Your task:
Your task is to reproduce the entries below word for word.

** Begin Record list **

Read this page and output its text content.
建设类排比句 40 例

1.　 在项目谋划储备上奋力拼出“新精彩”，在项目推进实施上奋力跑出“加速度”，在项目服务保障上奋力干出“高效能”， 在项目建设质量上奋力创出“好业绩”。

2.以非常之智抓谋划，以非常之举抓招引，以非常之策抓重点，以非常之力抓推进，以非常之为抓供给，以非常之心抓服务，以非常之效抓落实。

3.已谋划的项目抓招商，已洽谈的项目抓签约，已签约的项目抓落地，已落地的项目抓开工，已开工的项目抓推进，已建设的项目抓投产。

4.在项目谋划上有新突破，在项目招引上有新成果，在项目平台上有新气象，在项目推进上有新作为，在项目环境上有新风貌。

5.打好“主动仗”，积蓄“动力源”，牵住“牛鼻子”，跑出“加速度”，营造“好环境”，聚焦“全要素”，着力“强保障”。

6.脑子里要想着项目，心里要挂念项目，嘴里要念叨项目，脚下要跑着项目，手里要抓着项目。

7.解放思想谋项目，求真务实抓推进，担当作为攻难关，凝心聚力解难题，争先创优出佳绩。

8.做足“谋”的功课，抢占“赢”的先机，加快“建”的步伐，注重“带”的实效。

** End Record list **

Solution to the exercise:
Read this page and output its text content.
建设类排比句 40 例

1.　 在项目谋划储备上奋力拼出“新精彩”，在项目推进实施上奋力跑出“加速度”，在项目服务保障上奋力干出“高效能”， 在项目建设质量上奋力创出“好业绩”。

2.以非常之智抓谋划，以非常之举抓招引，以非常之策抓重点，以非常之力抓推进，以非常之为抓供给，以非常之心抓服务，以非常之效抓落实。

3.已谋划的项目抓招商，已洽谈的项目抓签约，已签约的项目抓落地，已落地的项目抓开工，已开工的项目抓推进，已建设的项目抓投产。

4.在项目谋划上有新突破，在项目招引上有新成果，在项目平台上有新气象，在项目推进上有新作为，在项目环境上有新风貌。

5.打好“主动仗”，积蓄“动力源”，牵住“牛鼻子”，跑出“加速度”，营造“好环境”，聚焦“全要素”，着力“强保障”。

6.脑子里要想着项目，心里要挂念项目，嘴里要念叨项目，脚下要跑着项目，手里要抓着项目。

7.解放思想谋项目，求真务实抓推进，担当作为攻难关，凝心聚力解难题，争先创优出佳绩。

8.做足“谋”的功课，抢占“赢”的先机，加快“建”的步伐，注重“带”的实效。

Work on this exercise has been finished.